■ Collected data entries:
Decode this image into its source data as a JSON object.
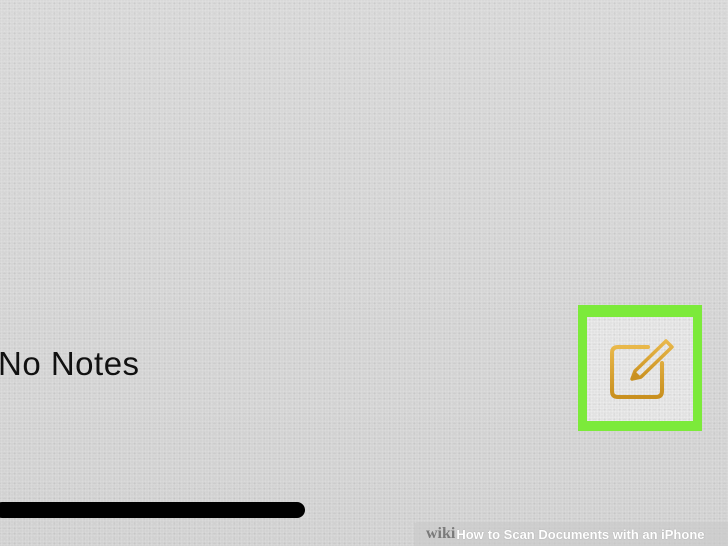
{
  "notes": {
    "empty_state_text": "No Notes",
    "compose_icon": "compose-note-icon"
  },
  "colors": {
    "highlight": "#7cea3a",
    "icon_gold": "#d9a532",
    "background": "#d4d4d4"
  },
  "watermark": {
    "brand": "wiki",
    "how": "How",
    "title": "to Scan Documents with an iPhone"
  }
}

■ Objective: All of the data above should be transcribed verbatim, with pictures omitted.

■ Response below:
Decode this image into its source data as a JSON object.
{
  "notes": {
    "empty_state_text": "No Notes",
    "compose_icon": "compose-note-icon"
  },
  "colors": {
    "highlight": "#7cea3a",
    "icon_gold": "#d9a532",
    "background": "#d4d4d4"
  },
  "watermark": {
    "brand": "wiki",
    "how": "How",
    "title": "to Scan Documents with an iPhone"
  }
}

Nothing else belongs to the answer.